WORK TO COMPLETE
Leave out the pictures and repeat the rest of the material exactly.

RECORDS TO USE
---+---

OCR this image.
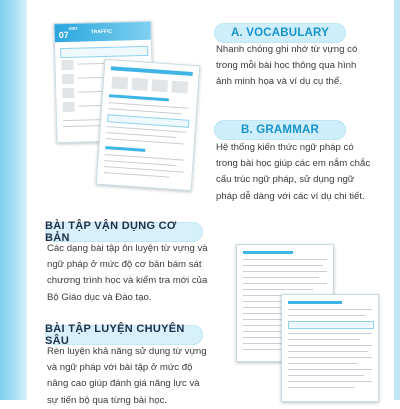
UNIT
07	TRAFFIC	A. VOCABULARY

Nhanh chóng ghi nhớ từ vựng có trong mỗi bài học thông qua hình ảnh minh họa và ví dụ cụ thể.

B. GRAMMAR

Hệ thống kiến thức ngữ pháp có trong bài học giúp các em nắm chắc cấu trúc ngữ pháp, sử dụng ngữ pháp dễ dàng với các ví dụ chi tiết.

BÀI TẬP VẬN DỤNG CƠ BẢN

Các dạng bài tập ôn luyện từ vựng và ngữ pháp ở mức độ cơ bản bám sát chương trình học và kiểm tra mới của Bộ Giáo dục và Đào tạo.

BÀI TẬP LUYỆN CHUYÊN SÂU

Rèn luyện khả năng sử dụng từ vựng và ngữ pháp với bài tập ở mức độ nâng cao giúp đánh giá năng lực và sự tiến bộ qua từng bài học.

---+---

ANSWER TO THIS EXERCISE
OCR this image.
UNIT
07	TRAFFIC	A. VOCABULARY

Nhanh chóng ghi nhớ từ vựng có trong mỗi bài học thông qua hình ảnh minh họa và ví dụ cụ thể.

B. GRAMMAR

Hệ thống kiến thức ngữ pháp có trong bài học giúp các em nắm chắc cấu trúc ngữ pháp, sử dụng ngữ pháp dễ dàng với các ví dụ chi tiết.

BÀI TẬP VẬN DỤNG CƠ BẢN

Các dạng bài tập ôn luyện từ vựng và ngữ pháp ở mức độ cơ bản bám sát chương trình học và kiểm tra mới của Bộ Giáo dục và Đào tạo.

BÀI TẬP LUYỆN CHUYÊN SÂU

Rèn luyện khả năng sử dụng từ vựng và ngữ pháp với bài tập ở mức độ nâng cao giúp đánh giá năng lực và sự tiến bộ qua từng bài học.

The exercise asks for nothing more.